* THE EXERCISE *
Using the listing below, report all lines holding the word "color".

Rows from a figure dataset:
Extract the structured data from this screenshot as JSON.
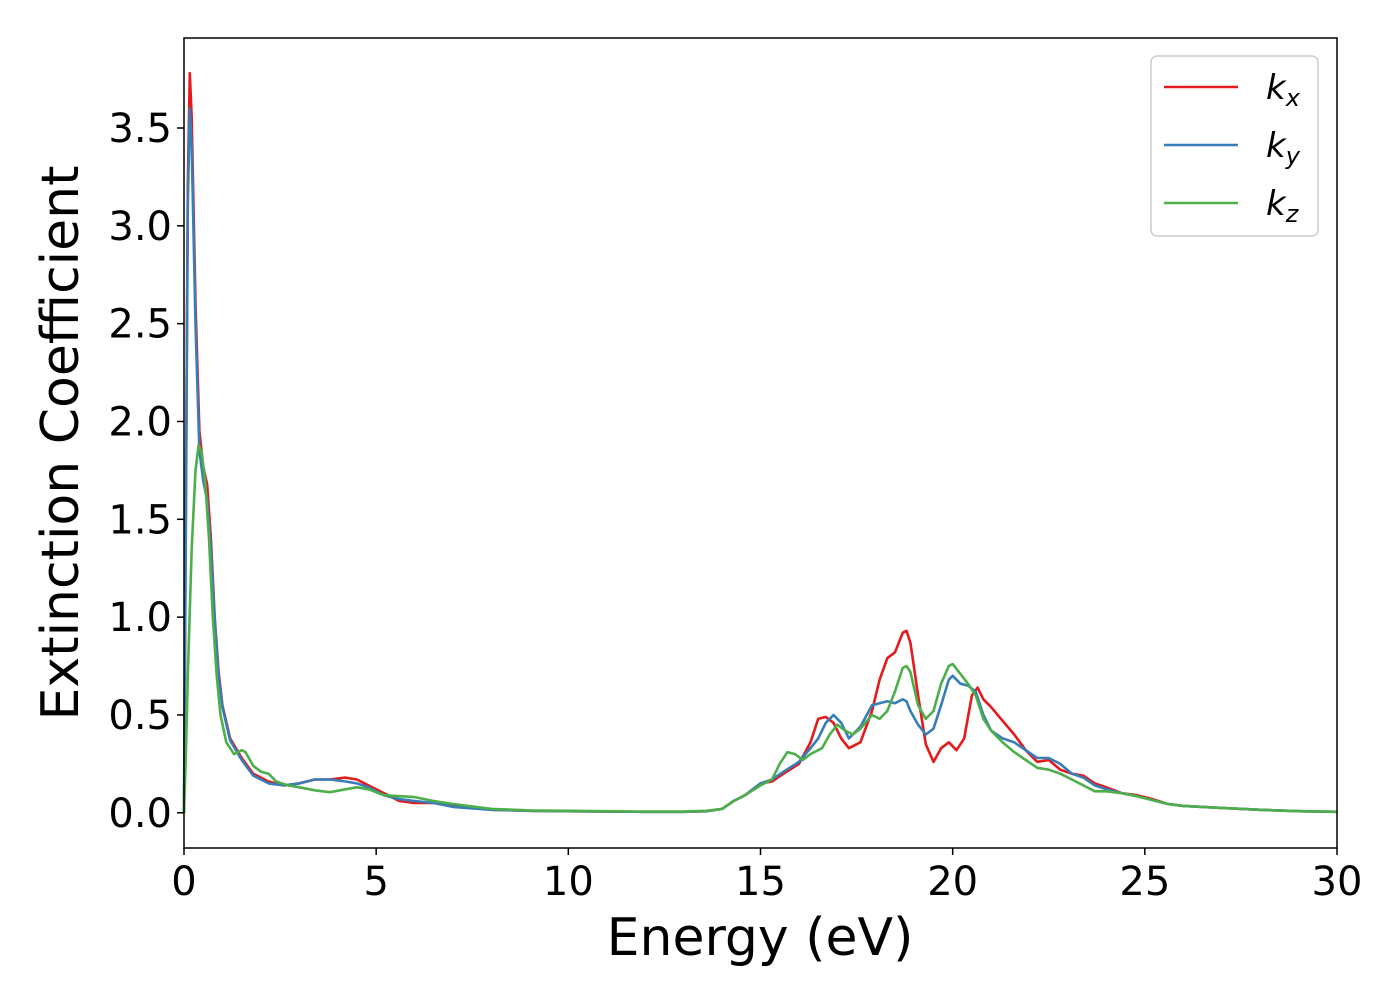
{
  "chart_data": {
    "type": "line",
    "title": "",
    "xlabel": "Energy (eV)",
    "ylabel": "Extinction Coefficient",
    "xlim": [
      0,
      30
    ],
    "ylim": [
      -0.18,
      3.96
    ],
    "xticks": [
      0,
      5,
      10,
      15,
      20,
      25,
      30
    ],
    "xtick_labels": [
      "0",
      "5",
      "10",
      "15",
      "20",
      "25",
      "30"
    ],
    "yticks": [
      0.0,
      0.5,
      1.0,
      1.5,
      2.0,
      2.5,
      3.0,
      3.5
    ],
    "ytick_labels": [
      "0.0",
      "0.5",
      "1.0",
      "1.5",
      "2.0",
      "2.5",
      "3.0",
      "3.5"
    ],
    "grid": false,
    "legend_position": "top-right",
    "series": [
      {
        "name": "k",
        "subscript": "x",
        "color": "#e41a1c",
        "points": [
          [
            0,
            0
          ],
          [
            0.05,
            1.6
          ],
          [
            0.1,
            3.2
          ],
          [
            0.15,
            3.78
          ],
          [
            0.2,
            3.55
          ],
          [
            0.3,
            2.6
          ],
          [
            0.4,
            1.95
          ],
          [
            0.5,
            1.77
          ],
          [
            0.6,
            1.68
          ],
          [
            0.7,
            1.4
          ],
          [
            0.8,
            1.0
          ],
          [
            0.9,
            0.72
          ],
          [
            1.0,
            0.55
          ],
          [
            1.2,
            0.38
          ],
          [
            1.5,
            0.28
          ],
          [
            1.8,
            0.2
          ],
          [
            2.2,
            0.16
          ],
          [
            2.6,
            0.14
          ],
          [
            3.0,
            0.15
          ],
          [
            3.4,
            0.17
          ],
          [
            3.8,
            0.17
          ],
          [
            4.2,
            0.18
          ],
          [
            4.5,
            0.17
          ],
          [
            4.8,
            0.14
          ],
          [
            5.2,
            0.1
          ],
          [
            5.6,
            0.06
          ],
          [
            6.0,
            0.05
          ],
          [
            6.5,
            0.05
          ],
          [
            7.0,
            0.035
          ],
          [
            8.0,
            0.015
          ],
          [
            9.0,
            0.01
          ],
          [
            10.0,
            0.008
          ],
          [
            11.0,
            0.006
          ],
          [
            12.0,
            0.005
          ],
          [
            13.0,
            0.005
          ],
          [
            13.6,
            0.008
          ],
          [
            14.0,
            0.02
          ],
          [
            14.3,
            0.06
          ],
          [
            14.6,
            0.09
          ],
          [
            15.0,
            0.15
          ],
          [
            15.3,
            0.16
          ],
          [
            15.6,
            0.2
          ],
          [
            16.0,
            0.25
          ],
          [
            16.3,
            0.36
          ],
          [
            16.5,
            0.48
          ],
          [
            16.7,
            0.49
          ],
          [
            16.9,
            0.46
          ],
          [
            17.1,
            0.38
          ],
          [
            17.3,
            0.33
          ],
          [
            17.6,
            0.36
          ],
          [
            17.9,
            0.52
          ],
          [
            18.1,
            0.68
          ],
          [
            18.3,
            0.79
          ],
          [
            18.5,
            0.82
          ],
          [
            18.7,
            0.92
          ],
          [
            18.8,
            0.93
          ],
          [
            18.9,
            0.87
          ],
          [
            19.1,
            0.6
          ],
          [
            19.3,
            0.35
          ],
          [
            19.5,
            0.26
          ],
          [
            19.7,
            0.33
          ],
          [
            19.9,
            0.36
          ],
          [
            20.1,
            0.32
          ],
          [
            20.3,
            0.38
          ],
          [
            20.5,
            0.6
          ],
          [
            20.65,
            0.64
          ],
          [
            20.8,
            0.58
          ],
          [
            21.0,
            0.54
          ],
          [
            21.3,
            0.47
          ],
          [
            21.6,
            0.4
          ],
          [
            21.9,
            0.32
          ],
          [
            22.2,
            0.26
          ],
          [
            22.5,
            0.27
          ],
          [
            22.8,
            0.22
          ],
          [
            23.1,
            0.2
          ],
          [
            23.4,
            0.19
          ],
          [
            23.7,
            0.15
          ],
          [
            24.0,
            0.13
          ],
          [
            24.4,
            0.1
          ],
          [
            24.8,
            0.09
          ],
          [
            25.2,
            0.07
          ],
          [
            25.6,
            0.045
          ],
          [
            26.0,
            0.035
          ],
          [
            27.0,
            0.025
          ],
          [
            28.0,
            0.015
          ],
          [
            29.0,
            0.008
          ],
          [
            30.0,
            0.005
          ]
        ]
      },
      {
        "name": "k",
        "subscript": "y",
        "color": "#377eb8",
        "points": [
          [
            0,
            0
          ],
          [
            0.05,
            1.5
          ],
          [
            0.1,
            3.1
          ],
          [
            0.15,
            3.6
          ],
          [
            0.2,
            3.4
          ],
          [
            0.3,
            2.5
          ],
          [
            0.4,
            1.85
          ],
          [
            0.5,
            1.7
          ],
          [
            0.6,
            1.6
          ],
          [
            0.7,
            1.35
          ],
          [
            0.8,
            0.98
          ],
          [
            0.9,
            0.7
          ],
          [
            1.0,
            0.54
          ],
          [
            1.2,
            0.37
          ],
          [
            1.5,
            0.27
          ],
          [
            1.8,
            0.19
          ],
          [
            2.2,
            0.15
          ],
          [
            2.6,
            0.14
          ],
          [
            3.0,
            0.15
          ],
          [
            3.4,
            0.17
          ],
          [
            3.8,
            0.17
          ],
          [
            4.2,
            0.16
          ],
          [
            4.5,
            0.15
          ],
          [
            4.8,
            0.13
          ],
          [
            5.2,
            0.09
          ],
          [
            5.6,
            0.07
          ],
          [
            6.0,
            0.06
          ],
          [
            6.5,
            0.05
          ],
          [
            7.0,
            0.03
          ],
          [
            8.0,
            0.015
          ],
          [
            9.0,
            0.01
          ],
          [
            10.0,
            0.008
          ],
          [
            11.0,
            0.006
          ],
          [
            12.0,
            0.005
          ],
          [
            13.0,
            0.005
          ],
          [
            13.6,
            0.008
          ],
          [
            14.0,
            0.02
          ],
          [
            14.3,
            0.06
          ],
          [
            14.6,
            0.09
          ],
          [
            15.0,
            0.15
          ],
          [
            15.3,
            0.17
          ],
          [
            15.6,
            0.21
          ],
          [
            16.0,
            0.26
          ],
          [
            16.3,
            0.33
          ],
          [
            16.5,
            0.38
          ],
          [
            16.7,
            0.46
          ],
          [
            16.9,
            0.5
          ],
          [
            17.1,
            0.46
          ],
          [
            17.3,
            0.38
          ],
          [
            17.6,
            0.44
          ],
          [
            17.9,
            0.55
          ],
          [
            18.1,
            0.56
          ],
          [
            18.3,
            0.57
          ],
          [
            18.5,
            0.56
          ],
          [
            18.7,
            0.58
          ],
          [
            18.8,
            0.57
          ],
          [
            18.9,
            0.52
          ],
          [
            19.1,
            0.45
          ],
          [
            19.3,
            0.4
          ],
          [
            19.5,
            0.43
          ],
          [
            19.7,
            0.55
          ],
          [
            19.9,
            0.68
          ],
          [
            20.0,
            0.7
          ],
          [
            20.2,
            0.66
          ],
          [
            20.4,
            0.65
          ],
          [
            20.6,
            0.62
          ],
          [
            20.8,
            0.5
          ],
          [
            21.0,
            0.42
          ],
          [
            21.3,
            0.38
          ],
          [
            21.6,
            0.36
          ],
          [
            21.9,
            0.32
          ],
          [
            22.2,
            0.28
          ],
          [
            22.5,
            0.28
          ],
          [
            22.8,
            0.25
          ],
          [
            23.1,
            0.2
          ],
          [
            23.4,
            0.18
          ],
          [
            23.7,
            0.14
          ],
          [
            24.0,
            0.12
          ],
          [
            24.4,
            0.1
          ],
          [
            24.8,
            0.085
          ],
          [
            25.2,
            0.065
          ],
          [
            25.6,
            0.045
          ],
          [
            26.0,
            0.035
          ],
          [
            27.0,
            0.025
          ],
          [
            28.0,
            0.015
          ],
          [
            29.0,
            0.008
          ],
          [
            30.0,
            0.005
          ]
        ]
      },
      {
        "name": "k",
        "subscript": "z",
        "color": "#4daf4a",
        "points": [
          [
            0,
            0
          ],
          [
            0.05,
            0.3
          ],
          [
            0.1,
            0.7
          ],
          [
            0.2,
            1.35
          ],
          [
            0.3,
            1.75
          ],
          [
            0.38,
            1.88
          ],
          [
            0.45,
            1.85
          ],
          [
            0.55,
            1.7
          ],
          [
            0.65,
            1.4
          ],
          [
            0.75,
            1.0
          ],
          [
            0.85,
            0.7
          ],
          [
            0.95,
            0.5
          ],
          [
            1.1,
            0.36
          ],
          [
            1.3,
            0.3
          ],
          [
            1.5,
            0.32
          ],
          [
            1.6,
            0.31
          ],
          [
            1.8,
            0.24
          ],
          [
            2.0,
            0.21
          ],
          [
            2.2,
            0.2
          ],
          [
            2.4,
            0.16
          ],
          [
            2.7,
            0.14
          ],
          [
            3.0,
            0.13
          ],
          [
            3.4,
            0.115
          ],
          [
            3.8,
            0.105
          ],
          [
            4.2,
            0.12
          ],
          [
            4.5,
            0.13
          ],
          [
            4.8,
            0.12
          ],
          [
            5.2,
            0.09
          ],
          [
            5.6,
            0.085
          ],
          [
            6.0,
            0.08
          ],
          [
            6.5,
            0.06
          ],
          [
            7.0,
            0.045
          ],
          [
            8.0,
            0.02
          ],
          [
            9.0,
            0.012
          ],
          [
            10.0,
            0.01
          ],
          [
            11.0,
            0.008
          ],
          [
            12.0,
            0.006
          ],
          [
            13.0,
            0.006
          ],
          [
            13.6,
            0.01
          ],
          [
            14.0,
            0.02
          ],
          [
            14.3,
            0.06
          ],
          [
            14.6,
            0.09
          ],
          [
            15.0,
            0.14
          ],
          [
            15.3,
            0.17
          ],
          [
            15.5,
            0.25
          ],
          [
            15.7,
            0.31
          ],
          [
            15.9,
            0.3
          ],
          [
            16.1,
            0.27
          ],
          [
            16.3,
            0.3
          ],
          [
            16.6,
            0.33
          ],
          [
            16.8,
            0.4
          ],
          [
            17.0,
            0.45
          ],
          [
            17.2,
            0.42
          ],
          [
            17.4,
            0.4
          ],
          [
            17.6,
            0.43
          ],
          [
            17.9,
            0.5
          ],
          [
            18.1,
            0.48
          ],
          [
            18.3,
            0.52
          ],
          [
            18.5,
            0.62
          ],
          [
            18.7,
            0.74
          ],
          [
            18.8,
            0.75
          ],
          [
            18.9,
            0.72
          ],
          [
            19.1,
            0.55
          ],
          [
            19.3,
            0.48
          ],
          [
            19.5,
            0.52
          ],
          [
            19.7,
            0.66
          ],
          [
            19.9,
            0.75
          ],
          [
            20.0,
            0.76
          ],
          [
            20.2,
            0.71
          ],
          [
            20.4,
            0.66
          ],
          [
            20.6,
            0.6
          ],
          [
            20.8,
            0.48
          ],
          [
            21.0,
            0.42
          ],
          [
            21.3,
            0.36
          ],
          [
            21.6,
            0.31
          ],
          [
            21.9,
            0.27
          ],
          [
            22.2,
            0.23
          ],
          [
            22.5,
            0.22
          ],
          [
            22.8,
            0.2
          ],
          [
            23.1,
            0.17
          ],
          [
            23.4,
            0.14
          ],
          [
            23.7,
            0.11
          ],
          [
            24.0,
            0.11
          ],
          [
            24.4,
            0.1
          ],
          [
            24.8,
            0.085
          ],
          [
            25.2,
            0.065
          ],
          [
            25.6,
            0.045
          ],
          [
            26.0,
            0.035
          ],
          [
            27.0,
            0.025
          ],
          [
            28.0,
            0.015
          ],
          [
            29.0,
            0.008
          ],
          [
            30.0,
            0.005
          ]
        ]
      }
    ]
  }
}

* RESULT *
        "color": "#e41a1c",
        "color": "#377eb8",
        "color": "#4daf4a",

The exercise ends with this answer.